▶ **Prompt**: Reproduce all of the following data line for line, with nothing changed.

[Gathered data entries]
■ ■ ■ ■ ■ ■ ■

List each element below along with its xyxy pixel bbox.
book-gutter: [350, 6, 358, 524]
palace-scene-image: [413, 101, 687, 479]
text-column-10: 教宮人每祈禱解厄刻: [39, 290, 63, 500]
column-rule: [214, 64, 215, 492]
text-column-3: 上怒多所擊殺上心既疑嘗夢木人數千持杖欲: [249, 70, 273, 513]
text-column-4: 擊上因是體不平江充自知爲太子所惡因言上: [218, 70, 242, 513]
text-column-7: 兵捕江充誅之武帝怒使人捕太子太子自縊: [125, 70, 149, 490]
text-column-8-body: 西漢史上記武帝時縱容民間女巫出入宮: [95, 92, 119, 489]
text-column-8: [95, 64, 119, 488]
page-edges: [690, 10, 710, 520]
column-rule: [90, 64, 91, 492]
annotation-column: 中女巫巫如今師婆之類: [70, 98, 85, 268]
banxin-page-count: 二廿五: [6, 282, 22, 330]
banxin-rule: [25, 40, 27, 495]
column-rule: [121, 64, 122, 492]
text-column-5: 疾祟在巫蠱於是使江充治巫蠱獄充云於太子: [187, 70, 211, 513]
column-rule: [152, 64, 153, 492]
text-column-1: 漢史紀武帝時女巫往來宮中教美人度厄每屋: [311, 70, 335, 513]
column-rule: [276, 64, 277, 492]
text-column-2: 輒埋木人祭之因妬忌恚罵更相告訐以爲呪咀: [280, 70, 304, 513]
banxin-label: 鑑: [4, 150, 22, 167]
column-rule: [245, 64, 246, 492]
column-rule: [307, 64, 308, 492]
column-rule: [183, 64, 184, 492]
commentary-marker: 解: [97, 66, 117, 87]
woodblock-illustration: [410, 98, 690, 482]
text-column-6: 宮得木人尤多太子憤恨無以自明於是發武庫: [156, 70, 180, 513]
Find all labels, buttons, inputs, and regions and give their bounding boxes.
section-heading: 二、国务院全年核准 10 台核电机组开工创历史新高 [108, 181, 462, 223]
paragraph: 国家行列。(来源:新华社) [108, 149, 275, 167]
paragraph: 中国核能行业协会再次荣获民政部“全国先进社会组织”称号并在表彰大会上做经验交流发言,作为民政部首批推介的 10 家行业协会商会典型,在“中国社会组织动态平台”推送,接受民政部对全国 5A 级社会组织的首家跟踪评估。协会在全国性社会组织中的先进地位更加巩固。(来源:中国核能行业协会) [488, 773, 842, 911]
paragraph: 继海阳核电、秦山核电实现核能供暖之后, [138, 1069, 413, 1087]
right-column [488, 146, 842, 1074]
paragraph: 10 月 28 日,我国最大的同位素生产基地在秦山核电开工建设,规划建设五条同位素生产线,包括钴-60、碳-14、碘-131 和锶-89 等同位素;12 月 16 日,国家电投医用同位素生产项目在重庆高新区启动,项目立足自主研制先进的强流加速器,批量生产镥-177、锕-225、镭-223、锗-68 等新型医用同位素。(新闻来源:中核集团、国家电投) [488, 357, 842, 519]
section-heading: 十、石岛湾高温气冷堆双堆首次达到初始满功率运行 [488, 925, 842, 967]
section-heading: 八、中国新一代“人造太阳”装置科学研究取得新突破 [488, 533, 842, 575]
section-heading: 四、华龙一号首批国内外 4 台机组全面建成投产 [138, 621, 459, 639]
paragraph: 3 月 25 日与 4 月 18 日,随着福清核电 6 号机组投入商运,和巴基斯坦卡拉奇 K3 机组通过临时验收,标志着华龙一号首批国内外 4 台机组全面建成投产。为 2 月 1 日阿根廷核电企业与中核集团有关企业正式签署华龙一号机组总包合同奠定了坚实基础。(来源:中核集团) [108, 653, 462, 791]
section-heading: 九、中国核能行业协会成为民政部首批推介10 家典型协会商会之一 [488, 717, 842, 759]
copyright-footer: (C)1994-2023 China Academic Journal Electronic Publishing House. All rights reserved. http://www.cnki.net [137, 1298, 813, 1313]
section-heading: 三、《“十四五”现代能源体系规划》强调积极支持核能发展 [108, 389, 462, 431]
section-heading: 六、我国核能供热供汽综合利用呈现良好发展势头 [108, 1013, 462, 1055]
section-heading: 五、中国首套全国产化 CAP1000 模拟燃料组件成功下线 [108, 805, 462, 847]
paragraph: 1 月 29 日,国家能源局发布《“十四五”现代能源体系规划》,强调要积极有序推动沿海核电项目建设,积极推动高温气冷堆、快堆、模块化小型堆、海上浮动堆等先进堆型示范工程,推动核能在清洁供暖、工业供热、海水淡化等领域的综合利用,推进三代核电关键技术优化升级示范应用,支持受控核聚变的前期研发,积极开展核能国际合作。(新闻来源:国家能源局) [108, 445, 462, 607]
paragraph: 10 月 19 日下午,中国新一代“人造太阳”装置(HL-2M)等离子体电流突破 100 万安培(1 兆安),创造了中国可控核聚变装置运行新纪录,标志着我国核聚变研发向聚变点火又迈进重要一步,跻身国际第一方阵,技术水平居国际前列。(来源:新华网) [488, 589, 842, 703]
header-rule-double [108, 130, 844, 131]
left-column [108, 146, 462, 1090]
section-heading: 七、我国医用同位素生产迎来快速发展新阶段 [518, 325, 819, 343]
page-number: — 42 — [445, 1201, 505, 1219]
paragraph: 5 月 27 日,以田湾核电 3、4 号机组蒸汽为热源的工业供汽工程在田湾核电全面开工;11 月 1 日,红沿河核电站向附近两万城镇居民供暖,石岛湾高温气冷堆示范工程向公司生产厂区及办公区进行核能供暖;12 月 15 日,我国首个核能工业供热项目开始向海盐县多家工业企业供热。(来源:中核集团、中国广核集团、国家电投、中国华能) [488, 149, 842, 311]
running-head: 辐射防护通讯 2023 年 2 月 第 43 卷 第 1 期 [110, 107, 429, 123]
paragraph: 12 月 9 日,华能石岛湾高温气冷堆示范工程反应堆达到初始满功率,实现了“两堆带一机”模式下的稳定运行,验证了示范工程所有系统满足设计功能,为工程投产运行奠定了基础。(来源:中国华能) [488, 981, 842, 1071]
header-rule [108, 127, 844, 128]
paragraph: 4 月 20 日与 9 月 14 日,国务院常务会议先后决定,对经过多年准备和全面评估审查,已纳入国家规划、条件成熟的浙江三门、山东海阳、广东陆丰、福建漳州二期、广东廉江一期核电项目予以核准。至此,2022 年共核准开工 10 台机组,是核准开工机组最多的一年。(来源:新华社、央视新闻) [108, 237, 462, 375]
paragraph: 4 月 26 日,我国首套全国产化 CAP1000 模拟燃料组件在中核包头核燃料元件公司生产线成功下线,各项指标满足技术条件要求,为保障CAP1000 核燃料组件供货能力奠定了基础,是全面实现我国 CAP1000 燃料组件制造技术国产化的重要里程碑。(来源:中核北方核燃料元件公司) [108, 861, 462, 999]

■ ■ ■ ■ ■ ■ ■

▶ **Response to the exercise**:
List each element below along with its xyxy pixel bbox.
book-gutter: [350, 6, 358, 524]
palace-scene-image: [413, 101, 687, 479]
text-column-10: 教宮人每祈禱解厄刻: [39, 290, 63, 500]
column-rule: [214, 64, 215, 492]
text-column-3: 上怒多所擊殺上心既疑嘗夢木人數千持杖欲: [249, 70, 273, 513]
text-column-4: 擊上因是體不平江充自知爲太子所惡因言上: [218, 70, 242, 513]
text-column-7: 兵捕江充誅之武帝怒使人捕太子太子自縊: [125, 70, 149, 490]
text-column-8-body: 西漢史上記武帝時縱容民間女巫出入宮: [95, 92, 119, 489]
text-column-8: [95, 64, 119, 488]
page-edges: [690, 10, 710, 520]
column-rule: [90, 64, 91, 492]
annotation-column: 中女巫巫如今師婆之類: [70, 98, 85, 268]
banxin-page-count: 二廿五: [6, 282, 22, 330]
banxin-rule: [25, 40, 27, 495]
column-rule: [121, 64, 122, 492]
text-column-5: 疾祟在巫蠱於是使江充治巫蠱獄充云於太子: [187, 70, 211, 513]
column-rule: [152, 64, 153, 492]
text-column-1: 漢史紀武帝時女巫往來宮中教美人度厄每屋: [311, 70, 335, 513]
column-rule: [276, 64, 277, 492]
text-column-2: 輒埋木人祭之因妬忌恚罵更相告訐以爲呪咀: [280, 70, 304, 513]
banxin-label: 鑑: [4, 150, 22, 167]
column-rule: [245, 64, 246, 492]
column-rule: [307, 64, 308, 492]
column-rule: [183, 64, 184, 492]
commentary-marker: 解: [97, 66, 117, 87]
woodblock-illustration: [410, 98, 690, 482]
text-column-6: 宮得木人尤多太子憤恨無以自明於是發武庫: [156, 70, 180, 513]
Find all labels, buttons, inputs, and regions and give their bounding boxes.
section-heading: 二、国务院全年核准 10 台核电机组开工创历史新高 [108, 181, 462, 223]
paragraph: 国家行列。(来源:新华社) [108, 149, 275, 167]
paragraph: 中国核能行业协会再次荣获民政部“全国先进社会组织”称号并在表彰大会上做经验交流发言,作为民政部首批推介的 10 家行业协会商会典型,在“中国社会组织动态平台”推送,接受民政部对全国 5A 级社会组织的首家跟踪评估。协会在全国性社会组织中的先进地位更加巩固。(来源:中国核能行业协会) [488, 773, 842, 911]
paragraph: 继海阳核电、秦山核电实现核能供暖之后, [138, 1069, 413, 1087]
right-column [488, 146, 842, 1074]
paragraph: 10 月 28 日,我国最大的同位素生产基地在秦山核电开工建设,规划建设五条同位素生产线,包括钴-60、碳-14、碘-131 和锶-89 等同位素;12 月 16 日,国家电投医用同位素生产项目在重庆高新区启动,项目立足自主研制先进的强流加速器,批量生产镥-177、锕-225、镭-223、锗-68 等新型医用同位素。(新闻来源:中核集团、国家电投) [488, 357, 842, 519]
section-heading: 十、石岛湾高温气冷堆双堆首次达到初始满功率运行 [488, 925, 842, 967]
section-heading: 八、中国新一代“人造太阳”装置科学研究取得新突破 [488, 533, 842, 575]
section-heading: 四、华龙一号首批国内外 4 台机组全面建成投产 [138, 621, 459, 639]
paragraph: 3 月 25 日与 4 月 18 日,随着福清核电 6 号机组投入商运,和巴基斯坦卡拉奇 K3 机组通过临时验收,标志着华龙一号首批国内外 4 台机组全面建成投产。为 2 月 1 日阿根廷核电企业与中核集团有关企业正式签署华龙一号机组总包合同奠定了坚实基础。(来源:中核集团) [108, 653, 462, 791]
section-heading: 九、中国核能行业协会成为民政部首批推介10 家典型协会商会之一 [488, 717, 842, 759]
copyright-footer: (C)1994-2023 China Academic Journal Electronic Publishing House. All rights reserved. http://www.cnki.net [137, 1298, 813, 1313]
section-heading: 三、《“十四五”现代能源体系规划》强调积极支持核能发展 [108, 389, 462, 431]
section-heading: 六、我国核能供热供汽综合利用呈现良好发展势头 [108, 1013, 462, 1055]
section-heading: 五、中国首套全国产化 CAP1000 模拟燃料组件成功下线 [108, 805, 462, 847]
paragraph: 1 月 29 日,国家能源局发布《“十四五”现代能源体系规划》,强调要积极有序推动沿海核电项目建设,积极推动高温气冷堆、快堆、模块化小型堆、海上浮动堆等先进堆型示范工程,推动核能在清洁供暖、工业供热、海水淡化等领域的综合利用,推进三代核电关键技术优化升级示范应用,支持受控核聚变的前期研发,积极开展核能国际合作。(新闻来源:国家能源局) [108, 445, 462, 607]
paragraph: 10 月 19 日下午,中国新一代“人造太阳”装置(HL-2M)等离子体电流突破 100 万安培(1 兆安),创造了中国可控核聚变装置运行新纪录,标志着我国核聚变研发向聚变点火又迈进重要一步,跻身国际第一方阵,技术水平居国际前列。(来源:新华网) [488, 589, 842, 703]
header-rule-double [108, 130, 844, 131]
left-column [108, 146, 462, 1090]
section-heading: 七、我国医用同位素生产迎来快速发展新阶段 [518, 325, 819, 343]
page-number: — 42 — [445, 1201, 505, 1219]
paragraph: 5 月 27 日,以田湾核电 3、4 号机组蒸汽为热源的工业供汽工程在田湾核电全面开工;11 月 1 日,红沿河核电站向附近两万城镇居民供暖,石岛湾高温气冷堆示范工程向公司生产厂区及办公区进行核能供暖;12 月 15 日,我国首个核能工业供热项目开始向海盐县多家工业企业供热。(来源:中核集团、中国广核集团、国家电投、中国华能) [488, 149, 842, 311]
running-head: 辐射防护通讯 2023 年 2 月 第 43 卷 第 1 期 [110, 107, 429, 123]
paragraph: 12 月 9 日,华能石岛湾高温气冷堆示范工程反应堆达到初始满功率,实现了“两堆带一机”模式下的稳定运行,验证了示范工程所有系统满足设计功能,为工程投产运行奠定了基础。(来源:中国华能) [488, 981, 842, 1071]
header-rule [108, 127, 844, 128]
paragraph: 4 月 20 日与 9 月 14 日,国务院常务会议先后决定,对经过多年准备和全面评估审查,已纳入国家规划、条件成熟的浙江三门、山东海阳、广东陆丰、福建漳州二期、广东廉江一期核电项目予以核准。至此,2022 年共核准开工 10 台机组,是核准开工机组最多的一年。(来源:新华社、央视新闻) [108, 237, 462, 375]
paragraph: 4 月 26 日,我国首套全国产化 CAP1000 模拟燃料组件在中核包头核燃料元件公司生产线成功下线,各项指标满足技术条件要求,为保障CAP1000 核燃料组件供货能力奠定了基础,是全面实现我国 CAP1000 燃料组件制造技术国产化的重要里程碑。(来源:中核北方核燃料元件公司) [108, 861, 462, 999]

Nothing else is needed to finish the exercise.